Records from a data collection
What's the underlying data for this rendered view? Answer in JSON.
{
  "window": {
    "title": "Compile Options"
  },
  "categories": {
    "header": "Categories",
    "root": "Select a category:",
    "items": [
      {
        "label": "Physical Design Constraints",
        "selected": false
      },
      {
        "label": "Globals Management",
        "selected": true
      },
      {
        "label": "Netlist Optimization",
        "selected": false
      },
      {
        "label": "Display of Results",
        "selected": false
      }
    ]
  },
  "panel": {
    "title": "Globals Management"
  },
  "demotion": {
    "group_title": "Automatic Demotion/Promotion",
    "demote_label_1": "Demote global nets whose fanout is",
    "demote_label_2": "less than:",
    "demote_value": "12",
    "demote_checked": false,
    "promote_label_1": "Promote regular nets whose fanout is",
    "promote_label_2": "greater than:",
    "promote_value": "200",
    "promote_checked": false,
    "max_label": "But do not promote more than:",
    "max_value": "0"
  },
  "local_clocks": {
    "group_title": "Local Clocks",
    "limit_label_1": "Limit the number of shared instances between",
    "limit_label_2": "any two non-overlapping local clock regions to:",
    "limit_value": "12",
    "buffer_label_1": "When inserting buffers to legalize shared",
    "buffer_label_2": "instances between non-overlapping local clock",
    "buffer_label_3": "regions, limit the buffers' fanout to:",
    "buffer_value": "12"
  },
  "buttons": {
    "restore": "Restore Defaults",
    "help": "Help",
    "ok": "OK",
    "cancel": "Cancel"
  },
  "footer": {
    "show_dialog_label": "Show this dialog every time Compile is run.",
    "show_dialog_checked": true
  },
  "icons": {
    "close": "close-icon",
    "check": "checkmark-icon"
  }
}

**To do:** Give the listing again, word for word.

**Full solution:**
What's the underlying data for this rendered view? Answer in JSON.
{
  "window": {
    "title": "Compile Options"
  },
  "categories": {
    "header": "Categories",
    "root": "Select a category:",
    "items": [
      {
        "label": "Physical Design Constraints",
        "selected": false
      },
      {
        "label": "Globals Management",
        "selected": true
      },
      {
        "label": "Netlist Optimization",
        "selected": false
      },
      {
        "label": "Display of Results",
        "selected": false
      }
    ]
  },
  "panel": {
    "title": "Globals Management"
  },
  "demotion": {
    "group_title": "Automatic Demotion/Promotion",
    "demote_label_1": "Demote global nets whose fanout is",
    "demote_label_2": "less than:",
    "demote_value": "12",
    "demote_checked": false,
    "promote_label_1": "Promote regular nets whose fanout is",
    "promote_label_2": "greater than:",
    "promote_value": "200",
    "promote_checked": false,
    "max_label": "But do not promote more than:",
    "max_value": "0"
  },
  "local_clocks": {
    "group_title": "Local Clocks",
    "limit_label_1": "Limit the number of shared instances between",
    "limit_label_2": "any two non-overlapping local clock regions to:",
    "limit_value": "12",
    "buffer_label_1": "When inserting buffers to legalize shared",
    "buffer_label_2": "instances between non-overlapping local clock",
    "buffer_label_3": "regions, limit the buffers' fanout to:",
    "buffer_value": "12"
  },
  "buttons": {
    "restore": "Restore Defaults",
    "help": "Help",
    "ok": "OK",
    "cancel": "Cancel"
  },
  "footer": {
    "show_dialog_label": "Show this dialog every time Compile is run.",
    "show_dialog_checked": true
  },
  "icons": {
    "close": "close-icon",
    "check": "checkmark-icon"
  }
}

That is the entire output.